* What is expected: Reproduce the material in full, exactly as written.

Records excerpted from a collection:
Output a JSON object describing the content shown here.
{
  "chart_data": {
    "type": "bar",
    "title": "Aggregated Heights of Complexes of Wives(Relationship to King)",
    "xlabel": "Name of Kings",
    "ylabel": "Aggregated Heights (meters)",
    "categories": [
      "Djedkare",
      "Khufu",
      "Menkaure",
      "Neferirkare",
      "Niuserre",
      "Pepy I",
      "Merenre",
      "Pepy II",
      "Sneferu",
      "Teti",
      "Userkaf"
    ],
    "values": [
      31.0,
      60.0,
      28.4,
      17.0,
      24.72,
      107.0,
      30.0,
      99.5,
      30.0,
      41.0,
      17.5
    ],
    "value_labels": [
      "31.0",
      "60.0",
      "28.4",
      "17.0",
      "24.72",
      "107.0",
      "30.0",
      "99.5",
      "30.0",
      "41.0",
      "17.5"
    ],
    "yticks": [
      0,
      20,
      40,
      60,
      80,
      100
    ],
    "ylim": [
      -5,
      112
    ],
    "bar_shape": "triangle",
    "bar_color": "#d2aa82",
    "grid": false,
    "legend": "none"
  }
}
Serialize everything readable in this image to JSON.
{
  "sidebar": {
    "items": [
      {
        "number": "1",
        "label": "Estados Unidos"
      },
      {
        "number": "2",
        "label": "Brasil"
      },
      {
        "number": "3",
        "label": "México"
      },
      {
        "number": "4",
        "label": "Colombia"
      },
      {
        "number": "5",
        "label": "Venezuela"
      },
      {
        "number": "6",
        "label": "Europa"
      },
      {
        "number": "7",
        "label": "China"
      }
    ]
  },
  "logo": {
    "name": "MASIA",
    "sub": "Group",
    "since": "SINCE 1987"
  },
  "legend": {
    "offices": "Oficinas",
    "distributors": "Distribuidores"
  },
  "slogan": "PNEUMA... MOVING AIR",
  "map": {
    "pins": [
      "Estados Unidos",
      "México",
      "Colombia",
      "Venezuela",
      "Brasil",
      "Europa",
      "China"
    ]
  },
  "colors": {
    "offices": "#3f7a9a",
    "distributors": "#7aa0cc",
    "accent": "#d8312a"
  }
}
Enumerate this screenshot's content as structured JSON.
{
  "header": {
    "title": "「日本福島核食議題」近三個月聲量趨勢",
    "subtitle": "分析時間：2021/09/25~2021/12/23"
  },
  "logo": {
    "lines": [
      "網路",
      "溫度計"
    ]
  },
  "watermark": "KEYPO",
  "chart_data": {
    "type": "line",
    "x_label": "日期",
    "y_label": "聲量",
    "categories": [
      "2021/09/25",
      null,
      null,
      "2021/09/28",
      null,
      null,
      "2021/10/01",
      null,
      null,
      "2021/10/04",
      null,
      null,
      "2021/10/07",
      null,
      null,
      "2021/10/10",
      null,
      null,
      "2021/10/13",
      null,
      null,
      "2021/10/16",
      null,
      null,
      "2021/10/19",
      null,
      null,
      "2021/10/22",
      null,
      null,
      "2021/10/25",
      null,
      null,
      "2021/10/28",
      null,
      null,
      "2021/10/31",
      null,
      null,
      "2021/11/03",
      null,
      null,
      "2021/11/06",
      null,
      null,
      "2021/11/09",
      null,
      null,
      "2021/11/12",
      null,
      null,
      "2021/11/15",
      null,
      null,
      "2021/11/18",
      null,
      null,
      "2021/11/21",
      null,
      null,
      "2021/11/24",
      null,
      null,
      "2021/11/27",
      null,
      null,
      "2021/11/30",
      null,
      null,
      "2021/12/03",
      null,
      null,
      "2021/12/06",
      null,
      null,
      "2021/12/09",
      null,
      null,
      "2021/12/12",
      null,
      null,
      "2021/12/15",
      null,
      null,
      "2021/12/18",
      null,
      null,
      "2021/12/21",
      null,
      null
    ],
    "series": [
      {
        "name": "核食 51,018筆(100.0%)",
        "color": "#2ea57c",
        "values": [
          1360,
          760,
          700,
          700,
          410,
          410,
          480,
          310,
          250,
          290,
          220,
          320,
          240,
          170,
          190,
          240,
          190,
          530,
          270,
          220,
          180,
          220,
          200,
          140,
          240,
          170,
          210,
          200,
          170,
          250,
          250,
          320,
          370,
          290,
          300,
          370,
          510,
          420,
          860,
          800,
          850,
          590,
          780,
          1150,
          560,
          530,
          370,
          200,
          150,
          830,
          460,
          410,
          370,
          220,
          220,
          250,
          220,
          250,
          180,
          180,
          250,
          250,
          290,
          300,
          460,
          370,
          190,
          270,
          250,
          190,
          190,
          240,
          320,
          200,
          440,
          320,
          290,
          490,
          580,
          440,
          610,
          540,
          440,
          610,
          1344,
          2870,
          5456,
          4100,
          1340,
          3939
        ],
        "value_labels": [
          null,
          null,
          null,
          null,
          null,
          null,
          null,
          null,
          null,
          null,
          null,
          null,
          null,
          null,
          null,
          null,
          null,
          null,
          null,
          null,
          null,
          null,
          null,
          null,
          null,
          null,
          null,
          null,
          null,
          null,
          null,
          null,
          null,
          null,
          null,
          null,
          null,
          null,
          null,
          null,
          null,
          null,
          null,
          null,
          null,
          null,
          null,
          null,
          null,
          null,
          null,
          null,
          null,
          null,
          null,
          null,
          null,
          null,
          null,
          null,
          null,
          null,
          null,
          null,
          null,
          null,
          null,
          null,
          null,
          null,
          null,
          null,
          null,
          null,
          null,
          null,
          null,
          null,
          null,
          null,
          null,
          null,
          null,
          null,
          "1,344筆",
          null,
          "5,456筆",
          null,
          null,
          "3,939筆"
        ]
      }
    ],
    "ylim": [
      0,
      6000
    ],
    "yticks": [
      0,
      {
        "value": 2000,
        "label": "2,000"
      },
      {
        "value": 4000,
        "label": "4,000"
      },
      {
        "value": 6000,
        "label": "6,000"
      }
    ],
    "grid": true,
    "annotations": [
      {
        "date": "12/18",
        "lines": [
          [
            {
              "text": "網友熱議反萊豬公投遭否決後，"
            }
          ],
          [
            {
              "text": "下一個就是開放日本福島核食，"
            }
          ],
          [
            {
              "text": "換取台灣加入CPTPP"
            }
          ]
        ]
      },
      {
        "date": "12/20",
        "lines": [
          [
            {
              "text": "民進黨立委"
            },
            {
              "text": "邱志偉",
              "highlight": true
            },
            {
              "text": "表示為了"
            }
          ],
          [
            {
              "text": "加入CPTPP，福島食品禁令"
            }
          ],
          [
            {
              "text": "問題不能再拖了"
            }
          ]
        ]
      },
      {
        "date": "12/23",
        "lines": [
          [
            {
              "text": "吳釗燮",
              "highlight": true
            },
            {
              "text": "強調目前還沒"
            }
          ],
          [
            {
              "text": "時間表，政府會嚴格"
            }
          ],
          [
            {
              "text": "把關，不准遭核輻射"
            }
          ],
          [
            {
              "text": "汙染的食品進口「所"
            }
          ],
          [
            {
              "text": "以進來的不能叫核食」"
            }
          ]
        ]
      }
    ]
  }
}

* Exercise solution:
Output a JSON object describing the content shown here.
{
  "chart_data": {
    "type": "bar",
    "title": "Aggregated Heights of Complexes of Wives(Relationship to King)",
    "xlabel": "Name of Kings",
    "ylabel": "Aggregated Heights (meters)",
    "categories": [
      "Djedkare",
      "Khufu",
      "Menkaure",
      "Neferirkare",
      "Niuserre",
      "Pepy I",
      "Merenre",
      "Pepy II",
      "Sneferu",
      "Teti",
      "Userkaf"
    ],
    "values": [
      31.0,
      60.0,
      28.4,
      17.0,
      24.72,
      107.0,
      30.0,
      99.5,
      30.0,
      41.0,
      17.5
    ],
    "value_labels": [
      "31.0",
      "60.0",
      "28.4",
      "17.0",
      "24.72",
      "107.0",
      "30.0",
      "99.5",
      "30.0",
      "41.0",
      "17.5"
    ],
    "yticks": [
      0,
      20,
      40,
      60,
      80,
      100
    ],
    "ylim": [
      -5,
      112
    ],
    "bar_shape": "triangle",
    "bar_color": "#d2aa82",
    "grid": false,
    "legend": "none"
  }
}
Serialize everything readable in this image to JSON.
{
  "sidebar": {
    "items": [
      {
        "number": "1",
        "label": "Estados Unidos"
      },
      {
        "number": "2",
        "label": "Brasil"
      },
      {
        "number": "3",
        "label": "México"
      },
      {
        "number": "4",
        "label": "Colombia"
      },
      {
        "number": "5",
        "label": "Venezuela"
      },
      {
        "number": "6",
        "label": "Europa"
      },
      {
        "number": "7",
        "label": "China"
      }
    ]
  },
  "logo": {
    "name": "MASIA",
    "sub": "Group",
    "since": "SINCE 1987"
  },
  "legend": {
    "offices": "Oficinas",
    "distributors": "Distribuidores"
  },
  "slogan": "PNEUMA... MOVING AIR",
  "map": {
    "pins": [
      "Estados Unidos",
      "México",
      "Colombia",
      "Venezuela",
      "Brasil",
      "Europa",
      "China"
    ]
  },
  "colors": {
    "offices": "#3f7a9a",
    "distributors": "#7aa0cc",
    "accent": "#d8312a"
  }
}
Enumerate this screenshot's content as structured JSON.
{
  "header": {
    "title": "「日本福島核食議題」近三個月聲量趨勢",
    "subtitle": "分析時間：2021/09/25~2021/12/23"
  },
  "logo": {
    "lines": [
      "網路",
      "溫度計"
    ]
  },
  "watermark": "KEYPO",
  "chart_data": {
    "type": "line",
    "x_label": "日期",
    "y_label": "聲量",
    "categories": [
      "2021/09/25",
      null,
      null,
      "2021/09/28",
      null,
      null,
      "2021/10/01",
      null,
      null,
      "2021/10/04",
      null,
      null,
      "2021/10/07",
      null,
      null,
      "2021/10/10",
      null,
      null,
      "2021/10/13",
      null,
      null,
      "2021/10/16",
      null,
      null,
      "2021/10/19",
      null,
      null,
      "2021/10/22",
      null,
      null,
      "2021/10/25",
      null,
      null,
      "2021/10/28",
      null,
      null,
      "2021/10/31",
      null,
      null,
      "2021/11/03",
      null,
      null,
      "2021/11/06",
      null,
      null,
      "2021/11/09",
      null,
      null,
      "2021/11/12",
      null,
      null,
      "2021/11/15",
      null,
      null,
      "2021/11/18",
      null,
      null,
      "2021/11/21",
      null,
      null,
      "2021/11/24",
      null,
      null,
      "2021/11/27",
      null,
      null,
      "2021/11/30",
      null,
      null,
      "2021/12/03",
      null,
      null,
      "2021/12/06",
      null,
      null,
      "2021/12/09",
      null,
      null,
      "2021/12/12",
      null,
      null,
      "2021/12/15",
      null,
      null,
      "2021/12/18",
      null,
      null,
      "2021/12/21",
      null,
      null
    ],
    "series": [
      {
        "name": "核食 51,018筆(100.0%)",
        "color": "#2ea57c",
        "values": [
          1360,
          760,
          700,
          700,
          410,
          410,
          480,
          310,
          250,
          290,
          220,
          320,
          240,
          170,
          190,
          240,
          190,
          530,
          270,
          220,
          180,
          220,
          200,
          140,
          240,
          170,
          210,
          200,
          170,
          250,
          250,
          320,
          370,
          290,
          300,
          370,
          510,
          420,
          860,
          800,
          850,
          590,
          780,
          1150,
          560,
          530,
          370,
          200,
          150,
          830,
          460,
          410,
          370,
          220,
          220,
          250,
          220,
          250,
          180,
          180,
          250,
          250,
          290,
          300,
          460,
          370,
          190,
          270,
          250,
          190,
          190,
          240,
          320,
          200,
          440,
          320,
          290,
          490,
          580,
          440,
          610,
          540,
          440,
          610,
          1344,
          2870,
          5456,
          4100,
          1340,
          3939
        ],
        "value_labels": [
          null,
          null,
          null,
          null,
          null,
          null,
          null,
          null,
          null,
          null,
          null,
          null,
          null,
          null,
          null,
          null,
          null,
          null,
          null,
          null,
          null,
          null,
          null,
          null,
          null,
          null,
          null,
          null,
          null,
          null,
          null,
          null,
          null,
          null,
          null,
          null,
          null,
          null,
          null,
          null,
          null,
          null,
          null,
          null,
          null,
          null,
          null,
          null,
          null,
          null,
          null,
          null,
          null,
          null,
          null,
          null,
          null,
          null,
          null,
          null,
          null,
          null,
          null,
          null,
          null,
          null,
          null,
          null,
          null,
          null,
          null,
          null,
          null,
          null,
          null,
          null,
          null,
          null,
          null,
          null,
          null,
          null,
          null,
          null,
          "1,344筆",
          null,
          "5,456筆",
          null,
          null,
          "3,939筆"
        ]
      }
    ],
    "ylim": [
      0,
      6000
    ],
    "yticks": [
      0,
      {
        "value": 2000,
        "label": "2,000"
      },
      {
        "value": 4000,
        "label": "4,000"
      },
      {
        "value": 6000,
        "label": "6,000"
      }
    ],
    "grid": true,
    "annotations": [
      {
        "date": "12/18",
        "lines": [
          [
            {
              "text": "網友熱議反萊豬公投遭否決後，"
            }
          ],
          [
            {
              "text": "下一個就是開放日本福島核食，"
            }
          ],
          [
            {
              "text": "換取台灣加入CPTPP"
            }
          ]
        ]
      },
      {
        "date": "12/20",
        "lines": [
          [
            {
              "text": "民進黨立委"
            },
            {
              "text": "邱志偉",
              "highlight": true
            },
            {
              "text": "表示為了"
            }
          ],
          [
            {
              "text": "加入CPTPP，福島食品禁令"
            }
          ],
          [
            {
              "text": "問題不能再拖了"
            }
          ]
        ]
      },
      {
        "date": "12/23",
        "lines": [
          [
            {
              "text": "吳釗燮",
              "highlight": true
            },
            {
              "text": "強調目前還沒"
            }
          ],
          [
            {
              "text": "時間表，政府會嚴格"
            }
          ],
          [
            {
              "text": "把關，不准遭核輻射"
            }
          ],
          [
            {
              "text": "汙染的食品進口「所"
            }
          ],
          [
            {
              "text": "以進來的不能叫核食」"
            }
          ]
        ]
      }
    ]
  }
}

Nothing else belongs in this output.